**Consignes de l'exercice**
1. Dans la fiche de présentation du roman « Un psaume pour les recyclés sauvages », quelle question le robot vient-il poser à Dex ?
2. Prolongez la fiche de présentation du roman « Un psaume pour les recyclés sauvages » à partir de sa dernière phrase.

Becky Chambers, Histoires de moine et de robot - Tome 1 : Un psaume pour les recyclés sauvages, Éditions Atalante, collection La Dentelle du Cygne, 15 septembre 2022

Publié le par Maude Elyther

illustration de couverture par Feifei Ruan

illustration de couverture par Feifei Ruan

4ème de couverture

Voilà des siècles, les robots de Panga ont accédé à la conscience et lâché leurs outils ; voilà des siècles, ils sont partis ensemble dans la forêt, et nul ne les a jamais revus ; voilà des siècles qu’ils se sont fondus dans les mythes de l’humanité.

Un jour, la vie de Dex, moine de thé, est bouleversée par l’arrivée d’un robot qui, fidèle à une très vieille promesse, vient prendre des nouvelles. Il a une question à poser, et ne rejoindra les siens qu’une fois satisfait de la réponse. La question : « De quoi les gens ont-ils besoin ? »

**Données fournies**
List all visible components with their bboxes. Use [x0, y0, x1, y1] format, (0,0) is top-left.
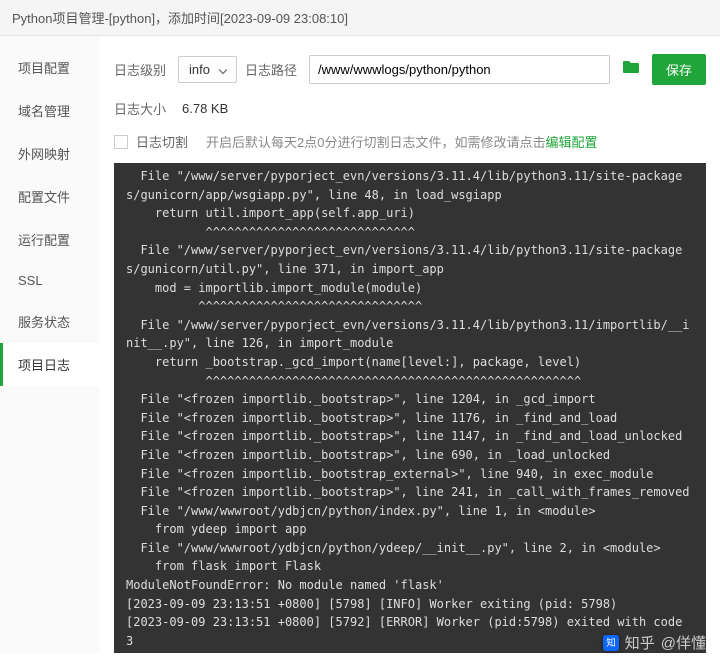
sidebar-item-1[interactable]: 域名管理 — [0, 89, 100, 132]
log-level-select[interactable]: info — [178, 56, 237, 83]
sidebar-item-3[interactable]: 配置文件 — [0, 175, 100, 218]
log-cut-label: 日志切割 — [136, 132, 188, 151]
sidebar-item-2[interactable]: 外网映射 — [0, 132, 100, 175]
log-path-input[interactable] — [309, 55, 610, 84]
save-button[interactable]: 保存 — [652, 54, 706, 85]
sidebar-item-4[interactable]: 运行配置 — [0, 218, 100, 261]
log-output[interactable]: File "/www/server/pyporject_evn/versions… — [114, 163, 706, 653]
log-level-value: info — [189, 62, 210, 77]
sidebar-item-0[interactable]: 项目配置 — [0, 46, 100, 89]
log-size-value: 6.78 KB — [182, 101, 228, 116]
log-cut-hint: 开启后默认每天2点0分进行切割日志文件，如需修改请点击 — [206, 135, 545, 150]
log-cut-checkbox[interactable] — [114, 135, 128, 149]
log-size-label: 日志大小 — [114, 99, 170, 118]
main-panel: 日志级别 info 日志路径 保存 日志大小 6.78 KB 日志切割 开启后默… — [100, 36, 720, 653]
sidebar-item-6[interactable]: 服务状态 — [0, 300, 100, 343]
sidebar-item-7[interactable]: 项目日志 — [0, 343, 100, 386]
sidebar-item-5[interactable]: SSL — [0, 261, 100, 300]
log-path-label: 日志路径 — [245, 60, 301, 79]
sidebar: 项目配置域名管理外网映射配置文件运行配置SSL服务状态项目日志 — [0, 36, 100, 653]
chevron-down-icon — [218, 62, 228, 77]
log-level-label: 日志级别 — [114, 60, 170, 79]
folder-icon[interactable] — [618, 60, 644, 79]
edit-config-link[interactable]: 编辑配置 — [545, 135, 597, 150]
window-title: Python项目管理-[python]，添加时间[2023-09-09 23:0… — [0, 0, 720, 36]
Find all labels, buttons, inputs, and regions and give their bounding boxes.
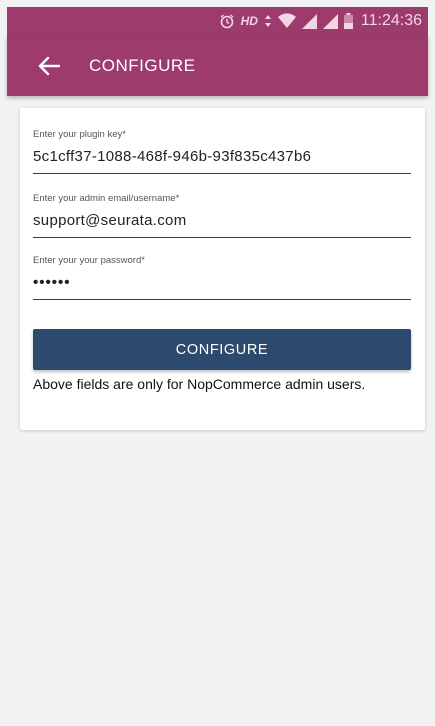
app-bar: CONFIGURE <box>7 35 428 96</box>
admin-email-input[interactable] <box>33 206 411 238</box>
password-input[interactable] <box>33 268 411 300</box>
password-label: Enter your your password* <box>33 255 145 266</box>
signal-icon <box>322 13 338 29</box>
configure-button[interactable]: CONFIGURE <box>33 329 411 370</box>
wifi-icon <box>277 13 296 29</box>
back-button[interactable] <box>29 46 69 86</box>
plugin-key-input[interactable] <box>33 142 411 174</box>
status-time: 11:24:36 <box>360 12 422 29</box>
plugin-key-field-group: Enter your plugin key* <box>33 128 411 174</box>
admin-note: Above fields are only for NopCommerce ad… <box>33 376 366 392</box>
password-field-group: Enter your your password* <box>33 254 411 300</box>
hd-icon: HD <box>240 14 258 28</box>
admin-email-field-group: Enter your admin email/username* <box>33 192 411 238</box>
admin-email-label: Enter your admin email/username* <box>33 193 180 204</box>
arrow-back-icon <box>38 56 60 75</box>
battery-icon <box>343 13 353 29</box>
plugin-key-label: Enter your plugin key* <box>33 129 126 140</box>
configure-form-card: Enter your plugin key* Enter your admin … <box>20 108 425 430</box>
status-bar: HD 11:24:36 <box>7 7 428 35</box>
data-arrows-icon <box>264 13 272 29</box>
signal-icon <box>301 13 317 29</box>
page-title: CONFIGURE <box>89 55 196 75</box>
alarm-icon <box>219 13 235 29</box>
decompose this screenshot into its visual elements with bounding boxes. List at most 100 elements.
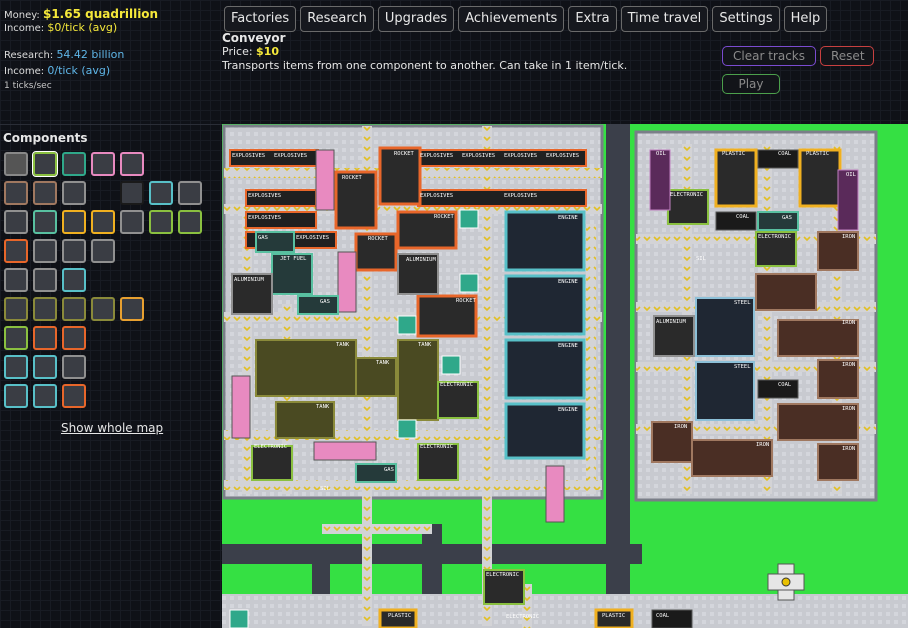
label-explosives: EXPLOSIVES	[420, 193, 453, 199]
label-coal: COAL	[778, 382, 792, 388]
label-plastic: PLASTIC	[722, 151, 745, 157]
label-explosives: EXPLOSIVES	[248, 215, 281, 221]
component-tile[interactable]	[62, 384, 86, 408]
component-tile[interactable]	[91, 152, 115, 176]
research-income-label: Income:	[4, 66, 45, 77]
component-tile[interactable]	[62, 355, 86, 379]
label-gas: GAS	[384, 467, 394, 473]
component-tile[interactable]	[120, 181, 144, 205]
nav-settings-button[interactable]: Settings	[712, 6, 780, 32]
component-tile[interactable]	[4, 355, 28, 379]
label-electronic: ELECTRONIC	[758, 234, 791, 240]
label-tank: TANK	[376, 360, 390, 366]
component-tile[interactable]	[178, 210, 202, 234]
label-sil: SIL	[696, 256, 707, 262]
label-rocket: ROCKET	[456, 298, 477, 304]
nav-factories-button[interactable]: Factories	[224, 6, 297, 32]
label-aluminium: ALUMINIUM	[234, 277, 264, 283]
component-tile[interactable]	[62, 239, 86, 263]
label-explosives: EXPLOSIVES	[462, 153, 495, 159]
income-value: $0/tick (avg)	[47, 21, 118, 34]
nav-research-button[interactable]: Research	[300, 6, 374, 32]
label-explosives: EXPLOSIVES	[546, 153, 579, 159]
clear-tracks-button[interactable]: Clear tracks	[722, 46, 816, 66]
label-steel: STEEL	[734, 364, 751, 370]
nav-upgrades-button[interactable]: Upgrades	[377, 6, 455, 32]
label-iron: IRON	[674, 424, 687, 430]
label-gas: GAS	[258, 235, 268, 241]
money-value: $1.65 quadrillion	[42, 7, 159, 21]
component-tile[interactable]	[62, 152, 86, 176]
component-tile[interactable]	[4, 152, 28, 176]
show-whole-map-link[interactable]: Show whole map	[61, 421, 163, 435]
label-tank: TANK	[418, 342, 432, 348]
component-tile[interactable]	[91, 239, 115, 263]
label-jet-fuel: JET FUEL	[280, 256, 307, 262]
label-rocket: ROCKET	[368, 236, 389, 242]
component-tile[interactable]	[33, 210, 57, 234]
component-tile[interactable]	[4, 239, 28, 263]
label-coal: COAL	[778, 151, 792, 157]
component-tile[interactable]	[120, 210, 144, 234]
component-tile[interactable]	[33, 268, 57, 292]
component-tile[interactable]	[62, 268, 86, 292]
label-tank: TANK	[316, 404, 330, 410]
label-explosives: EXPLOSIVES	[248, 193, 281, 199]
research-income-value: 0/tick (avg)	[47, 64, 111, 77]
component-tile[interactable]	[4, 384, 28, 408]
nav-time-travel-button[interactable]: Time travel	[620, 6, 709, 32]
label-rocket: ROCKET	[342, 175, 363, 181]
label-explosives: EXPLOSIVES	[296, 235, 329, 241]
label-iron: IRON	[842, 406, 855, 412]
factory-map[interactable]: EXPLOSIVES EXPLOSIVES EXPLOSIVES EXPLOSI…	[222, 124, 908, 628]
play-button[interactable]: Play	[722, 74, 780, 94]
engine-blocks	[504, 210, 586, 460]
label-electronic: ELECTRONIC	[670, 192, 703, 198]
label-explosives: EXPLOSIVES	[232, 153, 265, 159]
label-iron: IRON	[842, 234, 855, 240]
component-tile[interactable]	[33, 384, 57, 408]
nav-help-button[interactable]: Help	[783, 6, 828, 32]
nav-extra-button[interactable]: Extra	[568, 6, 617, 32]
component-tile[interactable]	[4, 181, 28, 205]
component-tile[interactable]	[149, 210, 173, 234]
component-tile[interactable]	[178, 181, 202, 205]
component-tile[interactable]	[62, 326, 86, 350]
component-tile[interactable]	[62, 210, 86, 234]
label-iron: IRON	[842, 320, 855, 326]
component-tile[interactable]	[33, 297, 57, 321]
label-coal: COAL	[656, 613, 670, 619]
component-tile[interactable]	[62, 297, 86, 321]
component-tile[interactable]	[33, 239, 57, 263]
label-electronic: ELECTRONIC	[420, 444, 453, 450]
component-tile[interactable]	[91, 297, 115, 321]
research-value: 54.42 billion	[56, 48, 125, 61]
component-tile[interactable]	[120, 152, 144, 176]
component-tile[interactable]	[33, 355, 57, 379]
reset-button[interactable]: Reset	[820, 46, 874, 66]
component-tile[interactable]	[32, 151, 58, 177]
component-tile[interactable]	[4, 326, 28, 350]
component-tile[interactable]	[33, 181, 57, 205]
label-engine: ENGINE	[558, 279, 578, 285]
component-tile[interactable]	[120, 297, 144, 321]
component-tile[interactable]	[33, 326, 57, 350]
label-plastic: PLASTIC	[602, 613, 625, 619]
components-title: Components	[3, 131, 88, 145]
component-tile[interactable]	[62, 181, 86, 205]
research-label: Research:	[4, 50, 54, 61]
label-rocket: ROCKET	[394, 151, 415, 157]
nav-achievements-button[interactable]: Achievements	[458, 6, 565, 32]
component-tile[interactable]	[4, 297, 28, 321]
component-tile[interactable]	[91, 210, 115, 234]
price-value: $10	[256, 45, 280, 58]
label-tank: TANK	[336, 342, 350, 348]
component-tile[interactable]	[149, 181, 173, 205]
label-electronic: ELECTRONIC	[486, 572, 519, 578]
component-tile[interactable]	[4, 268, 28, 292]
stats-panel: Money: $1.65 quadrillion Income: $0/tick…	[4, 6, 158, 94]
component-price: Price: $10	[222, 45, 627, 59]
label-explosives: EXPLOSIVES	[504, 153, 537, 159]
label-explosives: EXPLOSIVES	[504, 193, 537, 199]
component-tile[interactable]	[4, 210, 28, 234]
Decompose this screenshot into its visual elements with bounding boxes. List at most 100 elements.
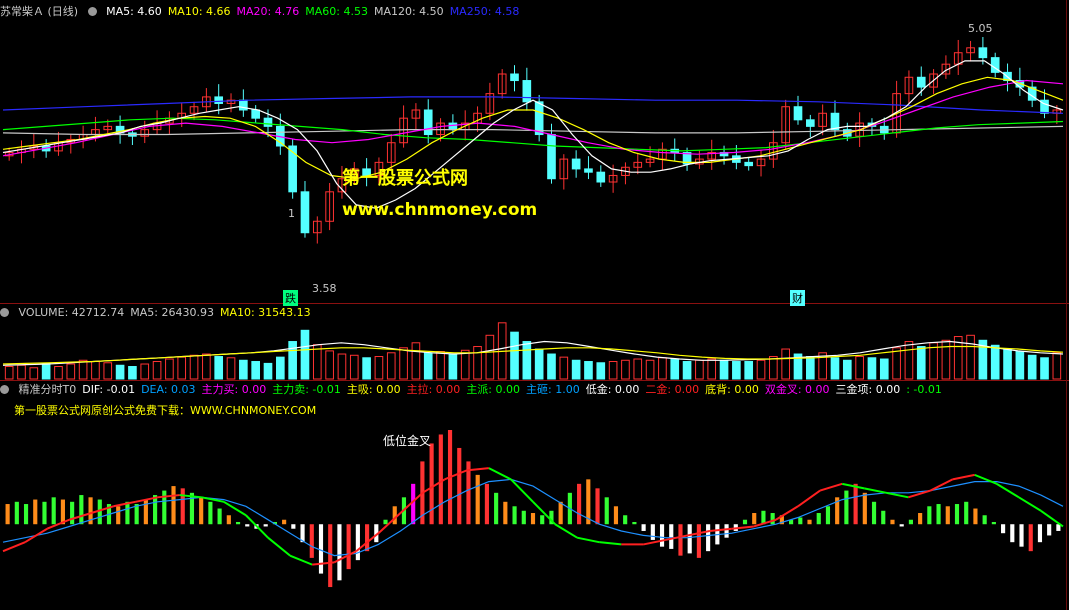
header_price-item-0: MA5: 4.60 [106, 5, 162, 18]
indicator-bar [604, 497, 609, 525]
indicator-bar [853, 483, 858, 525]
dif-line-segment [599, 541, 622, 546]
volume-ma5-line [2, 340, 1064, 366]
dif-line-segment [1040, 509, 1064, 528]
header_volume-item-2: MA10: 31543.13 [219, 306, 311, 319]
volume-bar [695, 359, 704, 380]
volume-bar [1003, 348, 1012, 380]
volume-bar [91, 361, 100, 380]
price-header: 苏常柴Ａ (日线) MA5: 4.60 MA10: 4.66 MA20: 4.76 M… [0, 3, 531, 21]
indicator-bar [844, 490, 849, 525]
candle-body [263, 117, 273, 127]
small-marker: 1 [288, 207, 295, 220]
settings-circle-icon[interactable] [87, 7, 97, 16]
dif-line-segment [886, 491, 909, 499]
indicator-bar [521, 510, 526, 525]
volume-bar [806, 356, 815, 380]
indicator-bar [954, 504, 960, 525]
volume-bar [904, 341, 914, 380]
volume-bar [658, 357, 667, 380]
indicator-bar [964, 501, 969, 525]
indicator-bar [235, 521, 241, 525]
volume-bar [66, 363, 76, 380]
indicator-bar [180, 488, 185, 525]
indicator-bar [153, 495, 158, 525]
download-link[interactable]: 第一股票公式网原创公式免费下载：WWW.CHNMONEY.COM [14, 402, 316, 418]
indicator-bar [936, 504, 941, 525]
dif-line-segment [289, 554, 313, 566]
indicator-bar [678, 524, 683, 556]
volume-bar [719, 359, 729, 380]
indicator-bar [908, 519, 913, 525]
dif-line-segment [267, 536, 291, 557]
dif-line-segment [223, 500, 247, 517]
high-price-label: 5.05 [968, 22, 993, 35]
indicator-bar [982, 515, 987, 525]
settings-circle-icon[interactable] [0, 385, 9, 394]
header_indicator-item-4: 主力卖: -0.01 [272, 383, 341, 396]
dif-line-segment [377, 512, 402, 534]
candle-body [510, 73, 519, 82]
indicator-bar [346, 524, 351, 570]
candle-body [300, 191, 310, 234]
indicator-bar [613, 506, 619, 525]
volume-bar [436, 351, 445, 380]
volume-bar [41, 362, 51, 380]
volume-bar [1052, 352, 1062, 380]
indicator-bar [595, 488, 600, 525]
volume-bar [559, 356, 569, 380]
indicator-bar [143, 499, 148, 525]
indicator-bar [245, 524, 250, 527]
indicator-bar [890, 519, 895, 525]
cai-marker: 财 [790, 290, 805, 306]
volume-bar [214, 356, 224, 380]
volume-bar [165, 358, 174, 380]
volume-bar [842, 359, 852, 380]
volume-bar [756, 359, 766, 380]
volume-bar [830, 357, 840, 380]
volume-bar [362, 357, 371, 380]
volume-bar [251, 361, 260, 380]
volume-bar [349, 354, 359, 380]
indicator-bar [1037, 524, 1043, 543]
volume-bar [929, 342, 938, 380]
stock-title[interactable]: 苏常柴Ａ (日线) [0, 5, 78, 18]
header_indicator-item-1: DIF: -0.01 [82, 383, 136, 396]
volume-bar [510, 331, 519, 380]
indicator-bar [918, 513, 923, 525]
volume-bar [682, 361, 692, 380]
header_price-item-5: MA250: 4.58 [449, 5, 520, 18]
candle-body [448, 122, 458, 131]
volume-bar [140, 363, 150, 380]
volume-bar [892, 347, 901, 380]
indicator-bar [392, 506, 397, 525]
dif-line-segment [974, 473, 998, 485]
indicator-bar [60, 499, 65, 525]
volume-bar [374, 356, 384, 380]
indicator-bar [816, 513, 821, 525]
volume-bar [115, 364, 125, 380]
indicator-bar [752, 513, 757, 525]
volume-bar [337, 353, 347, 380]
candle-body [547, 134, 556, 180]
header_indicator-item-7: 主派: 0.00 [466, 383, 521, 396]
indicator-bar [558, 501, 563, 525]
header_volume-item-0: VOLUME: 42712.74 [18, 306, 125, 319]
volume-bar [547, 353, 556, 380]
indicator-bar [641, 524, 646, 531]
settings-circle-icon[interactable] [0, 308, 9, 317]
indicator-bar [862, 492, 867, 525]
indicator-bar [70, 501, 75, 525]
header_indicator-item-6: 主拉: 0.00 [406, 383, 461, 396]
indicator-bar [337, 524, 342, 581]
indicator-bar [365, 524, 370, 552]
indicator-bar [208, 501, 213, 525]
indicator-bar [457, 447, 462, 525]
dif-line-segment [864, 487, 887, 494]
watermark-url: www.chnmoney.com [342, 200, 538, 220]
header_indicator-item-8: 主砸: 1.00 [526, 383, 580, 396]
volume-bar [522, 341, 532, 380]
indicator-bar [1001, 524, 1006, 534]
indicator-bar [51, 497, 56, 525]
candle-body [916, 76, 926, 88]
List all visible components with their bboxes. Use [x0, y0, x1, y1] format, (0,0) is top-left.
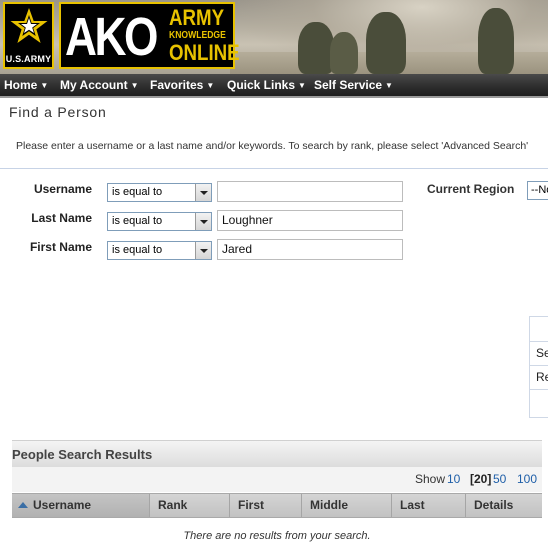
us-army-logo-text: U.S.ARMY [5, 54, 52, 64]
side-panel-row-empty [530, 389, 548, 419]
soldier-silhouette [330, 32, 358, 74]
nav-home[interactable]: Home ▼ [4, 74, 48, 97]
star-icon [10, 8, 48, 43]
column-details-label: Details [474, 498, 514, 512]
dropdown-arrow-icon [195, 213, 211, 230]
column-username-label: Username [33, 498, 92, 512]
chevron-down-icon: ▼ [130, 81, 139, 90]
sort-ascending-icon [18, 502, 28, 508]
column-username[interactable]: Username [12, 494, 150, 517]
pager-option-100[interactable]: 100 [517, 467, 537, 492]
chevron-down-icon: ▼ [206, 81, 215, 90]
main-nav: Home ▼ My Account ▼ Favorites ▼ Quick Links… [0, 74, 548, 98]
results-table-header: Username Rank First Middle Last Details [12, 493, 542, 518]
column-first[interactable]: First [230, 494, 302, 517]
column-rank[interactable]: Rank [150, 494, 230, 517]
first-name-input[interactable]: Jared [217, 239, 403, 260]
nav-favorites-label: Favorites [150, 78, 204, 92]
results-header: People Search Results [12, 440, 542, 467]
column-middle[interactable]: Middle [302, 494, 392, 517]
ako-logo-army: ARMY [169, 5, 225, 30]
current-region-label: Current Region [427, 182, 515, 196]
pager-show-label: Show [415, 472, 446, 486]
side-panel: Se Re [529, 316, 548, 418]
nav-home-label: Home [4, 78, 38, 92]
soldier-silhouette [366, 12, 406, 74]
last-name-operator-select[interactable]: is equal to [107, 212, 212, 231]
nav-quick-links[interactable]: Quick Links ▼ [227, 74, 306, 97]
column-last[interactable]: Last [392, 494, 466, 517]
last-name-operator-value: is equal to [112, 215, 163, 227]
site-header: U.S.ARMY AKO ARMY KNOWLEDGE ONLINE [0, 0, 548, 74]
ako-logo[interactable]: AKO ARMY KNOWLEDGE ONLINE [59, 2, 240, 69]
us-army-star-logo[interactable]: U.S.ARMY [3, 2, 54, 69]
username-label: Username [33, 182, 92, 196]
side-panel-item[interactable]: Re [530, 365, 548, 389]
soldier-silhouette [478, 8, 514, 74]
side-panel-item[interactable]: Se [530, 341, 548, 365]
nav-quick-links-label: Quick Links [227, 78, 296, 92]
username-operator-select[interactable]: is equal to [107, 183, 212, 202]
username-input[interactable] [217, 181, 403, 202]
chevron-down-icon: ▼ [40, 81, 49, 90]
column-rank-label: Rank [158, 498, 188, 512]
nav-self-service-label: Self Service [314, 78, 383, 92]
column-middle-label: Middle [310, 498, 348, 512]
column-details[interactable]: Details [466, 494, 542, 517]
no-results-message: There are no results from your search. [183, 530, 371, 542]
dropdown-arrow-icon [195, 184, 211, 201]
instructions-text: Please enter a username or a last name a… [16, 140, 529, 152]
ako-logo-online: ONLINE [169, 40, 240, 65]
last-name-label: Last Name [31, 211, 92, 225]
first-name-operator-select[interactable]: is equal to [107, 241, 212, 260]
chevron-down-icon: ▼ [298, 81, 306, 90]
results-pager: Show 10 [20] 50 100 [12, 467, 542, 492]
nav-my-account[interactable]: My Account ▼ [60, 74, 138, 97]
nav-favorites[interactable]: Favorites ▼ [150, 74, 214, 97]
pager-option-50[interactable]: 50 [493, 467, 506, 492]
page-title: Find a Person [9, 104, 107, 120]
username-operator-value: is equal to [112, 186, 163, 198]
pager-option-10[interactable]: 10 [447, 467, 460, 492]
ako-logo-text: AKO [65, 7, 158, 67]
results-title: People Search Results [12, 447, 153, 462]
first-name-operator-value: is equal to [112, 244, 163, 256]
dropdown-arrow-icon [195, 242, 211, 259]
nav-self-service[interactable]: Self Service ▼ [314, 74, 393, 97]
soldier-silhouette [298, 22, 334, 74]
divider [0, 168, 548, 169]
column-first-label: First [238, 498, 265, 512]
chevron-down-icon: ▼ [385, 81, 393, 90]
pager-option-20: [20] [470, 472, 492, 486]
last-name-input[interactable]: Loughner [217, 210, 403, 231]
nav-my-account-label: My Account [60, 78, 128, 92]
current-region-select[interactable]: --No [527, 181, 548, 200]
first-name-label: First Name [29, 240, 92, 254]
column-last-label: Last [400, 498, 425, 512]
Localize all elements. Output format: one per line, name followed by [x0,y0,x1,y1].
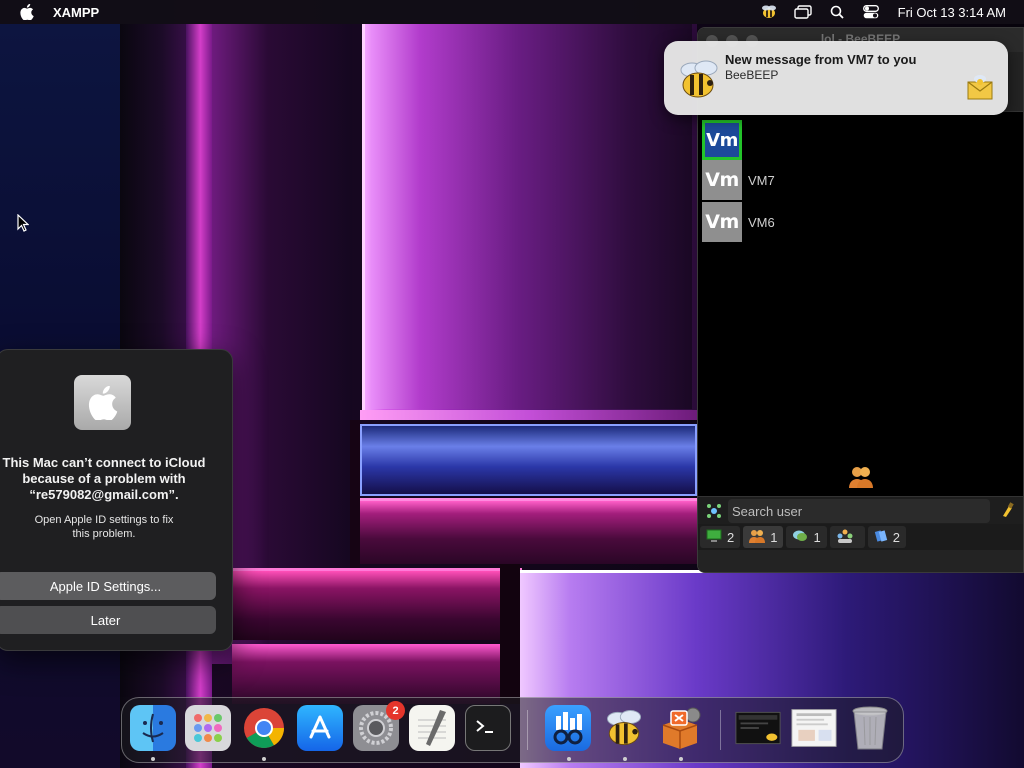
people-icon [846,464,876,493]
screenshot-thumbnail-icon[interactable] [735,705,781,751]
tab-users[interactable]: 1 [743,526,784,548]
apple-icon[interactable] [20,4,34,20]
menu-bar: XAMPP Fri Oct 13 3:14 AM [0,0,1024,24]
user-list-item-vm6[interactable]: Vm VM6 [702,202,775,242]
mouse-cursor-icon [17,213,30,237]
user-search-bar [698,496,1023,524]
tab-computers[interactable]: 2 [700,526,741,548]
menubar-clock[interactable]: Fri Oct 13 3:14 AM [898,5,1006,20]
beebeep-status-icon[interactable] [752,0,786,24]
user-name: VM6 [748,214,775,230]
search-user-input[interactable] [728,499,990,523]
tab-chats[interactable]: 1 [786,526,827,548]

**Réponses attendues**
1. « De quoi les gens ont-ils besoin ? »

2.
Mais la réponse dépend de la personne à qui on parle et de comment on pose la question. La nouvelle série de Becky Chambers s’interroge : Dans un monde où les gens ne manquent de rien, à quoi sert d’avoir toujours plus ?

Traduit de l’anglais par Marie Surgers.

« La vision optimiste d’un monde fertile et beau qui s’est reconstruit après avoir frôlé la catastrophe. L’explorer aux côtés des deux personnages principaux est une expérience fascinante et délicieuse. » Martha Wells

Avant-propos

Tout comme L’impératrice du Sel et de la Fortune, j’avais vu souvent passer Un Psaume pour les recyclés sauvages, le premier opus des Histoires de moine et de robot de Becky Chambers. Celui-ci, du haut de son titre et de sa couverture poétiques, promettait une douce escapade dans un univers de science-fiction bienveillant proche de la nature.

C’est pile ce dont j’avais besoin pour un week-end, aussi, accompagnée d’un oolong fleuri, j’ai fait la connaissance de Frœur Dex et d’Omphale Tachetée Splendide.

Maintenant, il va me falloir tous les autres romans de l’autrice !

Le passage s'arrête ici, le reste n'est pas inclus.